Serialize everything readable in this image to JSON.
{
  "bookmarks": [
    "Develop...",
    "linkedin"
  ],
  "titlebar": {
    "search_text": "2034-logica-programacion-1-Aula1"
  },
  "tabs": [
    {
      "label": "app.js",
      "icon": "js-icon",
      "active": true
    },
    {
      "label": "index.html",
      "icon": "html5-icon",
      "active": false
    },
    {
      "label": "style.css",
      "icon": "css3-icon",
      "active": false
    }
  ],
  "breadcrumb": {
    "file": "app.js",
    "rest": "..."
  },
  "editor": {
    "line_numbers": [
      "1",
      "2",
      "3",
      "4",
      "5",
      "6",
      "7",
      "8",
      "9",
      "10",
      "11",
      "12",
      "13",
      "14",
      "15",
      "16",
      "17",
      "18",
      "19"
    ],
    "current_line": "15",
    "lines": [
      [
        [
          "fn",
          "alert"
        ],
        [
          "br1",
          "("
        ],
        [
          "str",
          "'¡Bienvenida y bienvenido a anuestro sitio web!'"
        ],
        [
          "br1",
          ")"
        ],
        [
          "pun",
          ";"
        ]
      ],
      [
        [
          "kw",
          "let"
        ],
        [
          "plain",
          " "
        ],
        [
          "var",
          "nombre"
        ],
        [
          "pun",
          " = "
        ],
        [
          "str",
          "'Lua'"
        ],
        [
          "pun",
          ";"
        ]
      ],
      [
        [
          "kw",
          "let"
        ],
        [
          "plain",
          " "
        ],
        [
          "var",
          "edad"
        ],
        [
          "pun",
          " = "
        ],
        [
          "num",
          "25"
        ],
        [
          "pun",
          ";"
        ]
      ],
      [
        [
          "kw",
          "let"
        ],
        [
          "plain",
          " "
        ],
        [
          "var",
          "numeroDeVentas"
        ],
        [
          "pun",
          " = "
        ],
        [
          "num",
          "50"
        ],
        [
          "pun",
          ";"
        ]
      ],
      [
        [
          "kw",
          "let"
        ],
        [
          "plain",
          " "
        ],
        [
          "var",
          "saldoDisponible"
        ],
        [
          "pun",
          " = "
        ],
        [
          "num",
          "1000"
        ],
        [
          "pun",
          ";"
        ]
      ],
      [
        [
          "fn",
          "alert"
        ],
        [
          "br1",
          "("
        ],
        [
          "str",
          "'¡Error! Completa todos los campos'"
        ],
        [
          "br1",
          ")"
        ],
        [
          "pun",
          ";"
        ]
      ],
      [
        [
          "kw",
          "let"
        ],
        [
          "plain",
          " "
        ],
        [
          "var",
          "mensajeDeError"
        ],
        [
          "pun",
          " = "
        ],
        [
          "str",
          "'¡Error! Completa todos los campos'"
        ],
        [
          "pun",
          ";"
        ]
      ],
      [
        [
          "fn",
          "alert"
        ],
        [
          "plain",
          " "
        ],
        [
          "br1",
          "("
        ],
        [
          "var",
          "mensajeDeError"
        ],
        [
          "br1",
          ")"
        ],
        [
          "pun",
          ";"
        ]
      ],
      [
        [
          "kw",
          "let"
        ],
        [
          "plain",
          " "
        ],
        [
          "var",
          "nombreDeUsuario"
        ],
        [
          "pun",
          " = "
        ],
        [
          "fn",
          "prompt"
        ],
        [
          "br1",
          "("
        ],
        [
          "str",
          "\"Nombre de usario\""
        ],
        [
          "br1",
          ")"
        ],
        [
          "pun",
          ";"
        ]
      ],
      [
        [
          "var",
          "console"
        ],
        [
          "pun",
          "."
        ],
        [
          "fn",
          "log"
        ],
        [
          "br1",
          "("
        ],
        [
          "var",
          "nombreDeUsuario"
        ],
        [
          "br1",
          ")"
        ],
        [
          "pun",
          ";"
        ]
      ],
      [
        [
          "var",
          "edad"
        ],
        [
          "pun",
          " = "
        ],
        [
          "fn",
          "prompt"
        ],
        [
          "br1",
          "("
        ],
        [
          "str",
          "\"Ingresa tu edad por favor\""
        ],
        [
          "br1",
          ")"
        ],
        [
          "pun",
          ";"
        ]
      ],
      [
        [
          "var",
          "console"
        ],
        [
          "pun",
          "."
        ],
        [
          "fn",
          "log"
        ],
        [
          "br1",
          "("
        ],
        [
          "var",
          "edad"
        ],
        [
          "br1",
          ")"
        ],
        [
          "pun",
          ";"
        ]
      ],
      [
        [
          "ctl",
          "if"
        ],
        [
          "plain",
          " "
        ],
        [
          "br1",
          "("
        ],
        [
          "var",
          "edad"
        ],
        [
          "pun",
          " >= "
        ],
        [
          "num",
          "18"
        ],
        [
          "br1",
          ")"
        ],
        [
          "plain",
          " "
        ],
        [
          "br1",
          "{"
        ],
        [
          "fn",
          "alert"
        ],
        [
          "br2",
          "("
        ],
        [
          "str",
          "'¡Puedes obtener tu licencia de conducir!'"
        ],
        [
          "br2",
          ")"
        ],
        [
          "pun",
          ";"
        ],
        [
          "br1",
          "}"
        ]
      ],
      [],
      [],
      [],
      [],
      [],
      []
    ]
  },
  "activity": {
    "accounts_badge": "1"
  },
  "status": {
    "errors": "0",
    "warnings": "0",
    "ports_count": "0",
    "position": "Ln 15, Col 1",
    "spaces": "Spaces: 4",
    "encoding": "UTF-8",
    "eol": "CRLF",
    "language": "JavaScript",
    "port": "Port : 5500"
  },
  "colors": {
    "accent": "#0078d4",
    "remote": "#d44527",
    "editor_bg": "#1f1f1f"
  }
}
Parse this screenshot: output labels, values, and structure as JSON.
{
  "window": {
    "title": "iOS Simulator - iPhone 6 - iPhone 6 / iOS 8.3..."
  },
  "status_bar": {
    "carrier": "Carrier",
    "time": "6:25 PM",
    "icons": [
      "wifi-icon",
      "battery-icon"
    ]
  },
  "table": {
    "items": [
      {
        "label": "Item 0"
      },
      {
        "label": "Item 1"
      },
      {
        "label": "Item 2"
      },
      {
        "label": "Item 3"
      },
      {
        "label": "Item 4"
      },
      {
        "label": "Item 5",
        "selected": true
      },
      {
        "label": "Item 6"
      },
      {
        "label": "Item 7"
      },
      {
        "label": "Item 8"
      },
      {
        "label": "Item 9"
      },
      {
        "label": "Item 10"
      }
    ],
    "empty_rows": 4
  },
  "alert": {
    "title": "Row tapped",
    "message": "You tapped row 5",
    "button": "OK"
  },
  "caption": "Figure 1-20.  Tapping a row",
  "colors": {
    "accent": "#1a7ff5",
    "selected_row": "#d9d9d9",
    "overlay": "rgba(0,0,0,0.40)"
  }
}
* * *
Exercise aim » Write the entries again, exactly as they stand.

Worked solution »
Serialize everything readable in this image to JSON.
{
  "bookmarks": [
    "Develop...",
    "linkedin"
  ],
  "titlebar": {
    "search_text": "2034-logica-programacion-1-Aula1"
  },
  "tabs": [
    {
      "label": "app.js",
      "icon": "js-icon",
      "active": true
    },
    {
      "label": "index.html",
      "icon": "html5-icon",
      "active": false
    },
    {
      "label": "style.css",
      "icon": "css3-icon",
      "active": false
    }
  ],
  "breadcrumb": {
    "file": "app.js",
    "rest": "..."
  },
  "editor": {
    "line_numbers": [
      "1",
      "2",
      "3",
      "4",
      "5",
      "6",
      "7",
      "8",
      "9",
      "10",
      "11",
      "12",
      "13",
      "14",
      "15",
      "16",
      "17",
      "18",
      "19"
    ],
    "current_line": "15",
    "lines": [
      [
        [
          "fn",
          "alert"
        ],
        [
          "br1",
          "("
        ],
        [
          "str",
          "'¡Bienvenida y bienvenido a anuestro sitio web!'"
        ],
        [
          "br1",
          ")"
        ],
        [
          "pun",
          ";"
        ]
      ],
      [
        [
          "kw",
          "let"
        ],
        [
          "plain",
          " "
        ],
        [
          "var",
          "nombre"
        ],
        [
          "pun",
          " = "
        ],
        [
          "str",
          "'Lua'"
        ],
        [
          "pun",
          ";"
        ]
      ],
      [
        [
          "kw",
          "let"
        ],
        [
          "plain",
          " "
        ],
        [
          "var",
          "edad"
        ],
        [
          "pun",
          " = "
        ],
        [
          "num",
          "25"
        ],
        [
          "pun",
          ";"
        ]
      ],
      [
        [
          "kw",
          "let"
        ],
        [
          "plain",
          " "
        ],
        [
          "var",
          "numeroDeVentas"
        ],
        [
          "pun",
          " = "
        ],
        [
          "num",
          "50"
        ],
        [
          "pun",
          ";"
        ]
      ],
      [
        [
          "kw",
          "let"
        ],
        [
          "plain",
          " "
        ],
        [
          "var",
          "saldoDisponible"
        ],
        [
          "pun",
          " = "
        ],
        [
          "num",
          "1000"
        ],
        [
          "pun",
          ";"
        ]
      ],
      [
        [
          "fn",
          "alert"
        ],
        [
          "br1",
          "("
        ],
        [
          "str",
          "'¡Error! Completa todos los campos'"
        ],
        [
          "br1",
          ")"
        ],
        [
          "pun",
          ";"
        ]
      ],
      [
        [
          "kw",
          "let"
        ],
        [
          "plain",
          " "
        ],
        [
          "var",
          "mensajeDeError"
        ],
        [
          "pun",
          " = "
        ],
        [
          "str",
          "'¡Error! Completa todos los campos'"
        ],
        [
          "pun",
          ";"
        ]
      ],
      [
        [
          "fn",
          "alert"
        ],
        [
          "plain",
          " "
        ],
        [
          "br1",
          "("
        ],
        [
          "var",
          "mensajeDeError"
        ],
        [
          "br1",
          ")"
        ],
        [
          "pun",
          ";"
        ]
      ],
      [
        [
          "kw",
          "let"
        ],
        [
          "plain",
          " "
        ],
        [
          "var",
          "nombreDeUsuario"
        ],
        [
          "pun",
          " = "
        ],
        [
          "fn",
          "prompt"
        ],
        [
          "br1",
          "("
        ],
        [
          "str",
          "\"Nombre de usario\""
        ],
        [
          "br1",
          ")"
        ],
        [
          "pun",
          ";"
        ]
      ],
      [
        [
          "var",
          "console"
        ],
        [
          "pun",
          "."
        ],
        [
          "fn",
          "log"
        ],
        [
          "br1",
          "("
        ],
        [
          "var",
          "nombreDeUsuario"
        ],
        [
          "br1",
          ")"
        ],
        [
          "pun",
          ";"
        ]
      ],
      [
        [
          "var",
          "edad"
        ],
        [
          "pun",
          " = "
        ],
        [
          "fn",
          "prompt"
        ],
        [
          "br1",
          "("
        ],
        [
          "str",
          "\"Ingresa tu edad por favor\""
        ],
        [
          "br1",
          ")"
        ],
        [
          "pun",
          ";"
        ]
      ],
      [
        [
          "var",
          "console"
        ],
        [
          "pun",
          "."
        ],
        [
          "fn",
          "log"
        ],
        [
          "br1",
          "("
        ],
        [
          "var",
          "edad"
        ],
        [
          "br1",
          ")"
        ],
        [
          "pun",
          ";"
        ]
      ],
      [
        [
          "ctl",
          "if"
        ],
        [
          "plain",
          " "
        ],
        [
          "br1",
          "("
        ],
        [
          "var",
          "edad"
        ],
        [
          "pun",
          " >= "
        ],
        [
          "num",
          "18"
        ],
        [
          "br1",
          ")"
        ],
        [
          "plain",
          " "
        ],
        [
          "br1",
          "{"
        ],
        [
          "fn",
          "alert"
        ],
        [
          "br2",
          "("
        ],
        [
          "str",
          "'¡Puedes obtener tu licencia de conducir!'"
        ],
        [
          "br2",
          ")"
        ],
        [
          "pun",
          ";"
        ],
        [
          "br1",
          "}"
        ]
      ],
      [],
      [],
      [],
      [],
      [],
      []
    ]
  },
  "activity": {
    "accounts_badge": "1"
  },
  "status": {
    "errors": "0",
    "warnings": "0",
    "ports_count": "0",
    "position": "Ln 15, Col 1",
    "spaces": "Spaces: 4",
    "encoding": "UTF-8",
    "eol": "CRLF",
    "language": "JavaScript",
    "port": "Port : 5500"
  },
  "colors": {
    "accent": "#0078d4",
    "remote": "#d44527",
    "editor_bg": "#1f1f1f"
  }
}
Parse this screenshot: output labels, values, and structure as JSON.
{
  "window": {
    "title": "iOS Simulator - iPhone 6 - iPhone 6 / iOS 8.3..."
  },
  "status_bar": {
    "carrier": "Carrier",
    "time": "6:25 PM",
    "icons": [
      "wifi-icon",
      "battery-icon"
    ]
  },
  "table": {
    "items": [
      {
        "label": "Item 0"
      },
      {
        "label": "Item 1"
      },
      {
        "label": "Item 2"
      },
      {
        "label": "Item 3"
      },
      {
        "label": "Item 4"
      },
      {
        "label": "Item 5",
        "selected": true
      },
      {
        "label": "Item 6"
      },
      {
        "label": "Item 7"
      },
      {
        "label": "Item 8"
      },
      {
        "label": "Item 9"
      },
      {
        "label": "Item 10"
      }
    ],
    "empty_rows": 4
  },
  "alert": {
    "title": "Row tapped",
    "message": "You tapped row 5",
    "button": "OK"
  },
  "caption": "Figure 1-20.  Tapping a row",
  "colors": {
    "accent": "#1a7ff5",
    "selected_row": "#d9d9d9",
    "overlay": "rgba(0,0,0,0.40)"
  }
}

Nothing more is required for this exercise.